Aim » Below are the records. Count the lines containing the string "Enter", and reply with the number alone.
++++++
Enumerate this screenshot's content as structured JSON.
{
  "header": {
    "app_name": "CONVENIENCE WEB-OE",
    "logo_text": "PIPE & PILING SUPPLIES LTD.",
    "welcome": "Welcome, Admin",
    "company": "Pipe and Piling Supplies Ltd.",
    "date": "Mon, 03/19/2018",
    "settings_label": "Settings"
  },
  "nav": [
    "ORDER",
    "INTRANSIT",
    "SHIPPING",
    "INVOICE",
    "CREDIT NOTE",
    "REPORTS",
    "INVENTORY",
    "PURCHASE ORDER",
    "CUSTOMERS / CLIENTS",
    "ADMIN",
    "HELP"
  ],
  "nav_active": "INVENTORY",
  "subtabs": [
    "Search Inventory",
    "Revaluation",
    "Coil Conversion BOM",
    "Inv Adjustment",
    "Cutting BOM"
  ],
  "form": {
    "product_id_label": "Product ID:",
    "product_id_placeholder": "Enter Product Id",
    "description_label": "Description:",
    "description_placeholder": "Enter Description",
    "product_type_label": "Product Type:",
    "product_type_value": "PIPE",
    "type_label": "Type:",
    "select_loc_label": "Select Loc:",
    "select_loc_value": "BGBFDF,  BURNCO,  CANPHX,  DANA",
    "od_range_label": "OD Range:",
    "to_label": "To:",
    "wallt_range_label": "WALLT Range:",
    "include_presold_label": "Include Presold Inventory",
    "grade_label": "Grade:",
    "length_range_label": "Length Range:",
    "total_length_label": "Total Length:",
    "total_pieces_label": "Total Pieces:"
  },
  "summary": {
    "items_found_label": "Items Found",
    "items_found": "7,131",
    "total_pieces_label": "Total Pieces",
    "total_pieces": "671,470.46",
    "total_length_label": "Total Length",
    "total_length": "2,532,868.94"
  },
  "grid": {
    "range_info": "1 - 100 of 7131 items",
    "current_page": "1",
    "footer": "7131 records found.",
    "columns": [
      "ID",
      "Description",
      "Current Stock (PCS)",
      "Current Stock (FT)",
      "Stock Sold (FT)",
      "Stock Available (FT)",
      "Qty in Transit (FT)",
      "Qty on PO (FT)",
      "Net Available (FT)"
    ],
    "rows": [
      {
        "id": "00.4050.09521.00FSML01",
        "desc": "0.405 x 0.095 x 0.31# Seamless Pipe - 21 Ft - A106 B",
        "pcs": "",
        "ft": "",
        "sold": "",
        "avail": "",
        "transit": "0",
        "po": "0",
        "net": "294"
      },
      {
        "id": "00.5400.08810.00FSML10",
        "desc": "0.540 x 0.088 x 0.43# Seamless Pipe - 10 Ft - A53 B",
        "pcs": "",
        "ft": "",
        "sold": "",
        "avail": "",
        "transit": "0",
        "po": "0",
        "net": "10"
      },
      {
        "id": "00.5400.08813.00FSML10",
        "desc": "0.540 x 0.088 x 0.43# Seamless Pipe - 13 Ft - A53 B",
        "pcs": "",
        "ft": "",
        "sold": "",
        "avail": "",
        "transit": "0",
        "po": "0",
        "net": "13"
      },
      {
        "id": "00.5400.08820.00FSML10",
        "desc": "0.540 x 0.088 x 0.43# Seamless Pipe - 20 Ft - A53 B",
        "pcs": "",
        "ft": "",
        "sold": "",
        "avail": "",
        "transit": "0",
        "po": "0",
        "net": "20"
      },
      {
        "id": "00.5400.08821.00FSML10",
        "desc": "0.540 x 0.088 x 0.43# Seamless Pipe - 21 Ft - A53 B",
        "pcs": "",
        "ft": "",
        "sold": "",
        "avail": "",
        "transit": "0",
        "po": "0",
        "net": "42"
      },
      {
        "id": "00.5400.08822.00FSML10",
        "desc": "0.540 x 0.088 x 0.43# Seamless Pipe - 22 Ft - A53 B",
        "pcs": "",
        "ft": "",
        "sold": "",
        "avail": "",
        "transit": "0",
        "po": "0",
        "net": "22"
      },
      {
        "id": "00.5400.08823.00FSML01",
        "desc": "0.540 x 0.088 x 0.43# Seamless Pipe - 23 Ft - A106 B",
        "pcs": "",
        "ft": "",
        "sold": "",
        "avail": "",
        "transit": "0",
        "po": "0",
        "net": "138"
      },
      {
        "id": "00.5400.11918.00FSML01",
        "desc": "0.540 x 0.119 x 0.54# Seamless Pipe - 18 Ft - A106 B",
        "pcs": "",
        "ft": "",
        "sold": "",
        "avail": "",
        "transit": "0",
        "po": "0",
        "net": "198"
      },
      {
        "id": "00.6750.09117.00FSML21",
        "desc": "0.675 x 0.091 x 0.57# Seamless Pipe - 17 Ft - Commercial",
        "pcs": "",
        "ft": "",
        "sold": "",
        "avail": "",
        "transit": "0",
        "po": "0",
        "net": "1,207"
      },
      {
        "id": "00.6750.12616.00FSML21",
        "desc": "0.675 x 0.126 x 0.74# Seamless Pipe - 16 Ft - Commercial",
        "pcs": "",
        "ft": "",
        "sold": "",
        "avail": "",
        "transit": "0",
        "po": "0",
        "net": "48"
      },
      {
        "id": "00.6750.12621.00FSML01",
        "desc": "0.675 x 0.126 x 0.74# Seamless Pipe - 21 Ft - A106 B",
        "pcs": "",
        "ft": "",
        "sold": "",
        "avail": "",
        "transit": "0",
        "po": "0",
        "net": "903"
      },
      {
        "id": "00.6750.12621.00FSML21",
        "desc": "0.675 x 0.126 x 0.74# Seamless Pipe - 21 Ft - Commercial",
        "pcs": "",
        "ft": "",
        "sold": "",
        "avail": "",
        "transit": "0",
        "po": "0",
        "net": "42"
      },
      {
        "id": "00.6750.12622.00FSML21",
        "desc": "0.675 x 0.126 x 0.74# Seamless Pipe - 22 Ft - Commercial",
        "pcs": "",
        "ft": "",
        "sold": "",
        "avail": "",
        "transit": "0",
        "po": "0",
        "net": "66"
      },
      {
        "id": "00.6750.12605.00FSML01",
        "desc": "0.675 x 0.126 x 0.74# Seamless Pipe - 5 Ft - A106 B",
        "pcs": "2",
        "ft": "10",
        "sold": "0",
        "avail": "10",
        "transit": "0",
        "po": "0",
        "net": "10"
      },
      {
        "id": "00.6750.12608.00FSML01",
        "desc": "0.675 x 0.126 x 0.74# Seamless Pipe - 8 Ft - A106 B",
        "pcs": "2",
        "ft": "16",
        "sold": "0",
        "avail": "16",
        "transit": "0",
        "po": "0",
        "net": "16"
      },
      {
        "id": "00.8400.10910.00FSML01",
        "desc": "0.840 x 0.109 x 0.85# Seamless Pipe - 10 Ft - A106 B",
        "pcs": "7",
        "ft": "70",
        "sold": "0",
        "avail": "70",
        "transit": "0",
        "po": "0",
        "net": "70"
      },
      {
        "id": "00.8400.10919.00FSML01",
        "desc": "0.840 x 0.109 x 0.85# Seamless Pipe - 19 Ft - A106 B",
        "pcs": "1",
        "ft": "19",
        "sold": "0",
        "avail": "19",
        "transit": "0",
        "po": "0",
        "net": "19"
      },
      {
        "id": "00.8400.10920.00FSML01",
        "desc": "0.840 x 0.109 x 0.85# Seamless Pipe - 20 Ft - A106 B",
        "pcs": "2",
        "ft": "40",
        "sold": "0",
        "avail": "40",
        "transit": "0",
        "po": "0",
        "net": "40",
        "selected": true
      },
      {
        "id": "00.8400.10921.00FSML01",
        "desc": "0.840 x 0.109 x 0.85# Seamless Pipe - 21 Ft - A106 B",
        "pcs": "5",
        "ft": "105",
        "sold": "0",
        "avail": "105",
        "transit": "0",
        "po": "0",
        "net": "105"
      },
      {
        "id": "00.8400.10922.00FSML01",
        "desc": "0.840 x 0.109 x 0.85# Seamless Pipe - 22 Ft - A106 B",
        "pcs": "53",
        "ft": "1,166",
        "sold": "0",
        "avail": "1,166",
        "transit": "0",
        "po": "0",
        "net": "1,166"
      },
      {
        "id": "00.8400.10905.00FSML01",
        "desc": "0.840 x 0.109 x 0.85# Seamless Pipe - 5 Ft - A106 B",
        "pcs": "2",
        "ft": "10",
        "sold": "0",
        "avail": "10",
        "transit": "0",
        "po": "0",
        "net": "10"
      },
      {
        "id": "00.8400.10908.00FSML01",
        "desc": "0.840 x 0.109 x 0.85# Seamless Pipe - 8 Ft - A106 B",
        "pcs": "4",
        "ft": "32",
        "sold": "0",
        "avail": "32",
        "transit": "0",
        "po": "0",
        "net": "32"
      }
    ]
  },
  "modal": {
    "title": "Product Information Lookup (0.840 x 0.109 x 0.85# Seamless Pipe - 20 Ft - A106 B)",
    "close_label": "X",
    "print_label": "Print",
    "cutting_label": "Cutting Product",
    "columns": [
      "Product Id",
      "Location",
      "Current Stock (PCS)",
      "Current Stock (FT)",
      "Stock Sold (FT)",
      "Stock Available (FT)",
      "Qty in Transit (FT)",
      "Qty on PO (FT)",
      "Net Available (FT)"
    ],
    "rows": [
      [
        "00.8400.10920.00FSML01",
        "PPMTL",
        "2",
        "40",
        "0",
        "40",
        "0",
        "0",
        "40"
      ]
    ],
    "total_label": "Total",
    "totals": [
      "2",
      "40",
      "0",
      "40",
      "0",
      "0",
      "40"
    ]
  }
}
++++++
Response to the exercise » 2